◆ **Task to carry out**
Below are the records; copy each line in them that holds the word "Akcja".

[Data entries]

------------------------------

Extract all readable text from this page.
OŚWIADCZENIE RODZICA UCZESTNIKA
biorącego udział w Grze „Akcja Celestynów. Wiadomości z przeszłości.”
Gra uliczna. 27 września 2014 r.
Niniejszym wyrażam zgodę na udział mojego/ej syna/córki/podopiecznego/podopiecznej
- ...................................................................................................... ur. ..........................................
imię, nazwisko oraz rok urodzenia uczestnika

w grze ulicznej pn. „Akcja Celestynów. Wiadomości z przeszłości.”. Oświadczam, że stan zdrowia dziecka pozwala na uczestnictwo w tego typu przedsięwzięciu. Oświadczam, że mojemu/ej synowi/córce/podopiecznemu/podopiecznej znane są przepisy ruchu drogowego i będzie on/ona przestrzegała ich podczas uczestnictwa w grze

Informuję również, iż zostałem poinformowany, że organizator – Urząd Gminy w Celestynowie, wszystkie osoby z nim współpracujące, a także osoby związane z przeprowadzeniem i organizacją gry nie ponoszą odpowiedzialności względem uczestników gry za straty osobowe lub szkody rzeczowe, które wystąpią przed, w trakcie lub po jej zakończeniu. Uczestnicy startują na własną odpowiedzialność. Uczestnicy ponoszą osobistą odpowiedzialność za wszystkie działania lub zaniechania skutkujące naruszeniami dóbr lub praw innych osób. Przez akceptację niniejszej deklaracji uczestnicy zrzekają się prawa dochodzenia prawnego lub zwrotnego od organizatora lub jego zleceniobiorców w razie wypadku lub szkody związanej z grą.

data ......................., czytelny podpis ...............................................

------------------------------

◆ **Completed task**
biorącego udział w Grze „Akcja Celestynów. Wiadomości z przeszłości.”
w grze ulicznej pn. „Akcja Celestynów. Wiadomości z przeszłości.”. Oświadczam, że stan zdrowia dziecka pozwala na uczestnictwo w tego typu przedsięwzięciu. Oświadczam, że mojemu/ej synowi/córce/podopiecznemu/podopiecznej znane są przepisy ruchu drogowego i będzie on/ona przestrzegała ich podczas uczestnictwa w grze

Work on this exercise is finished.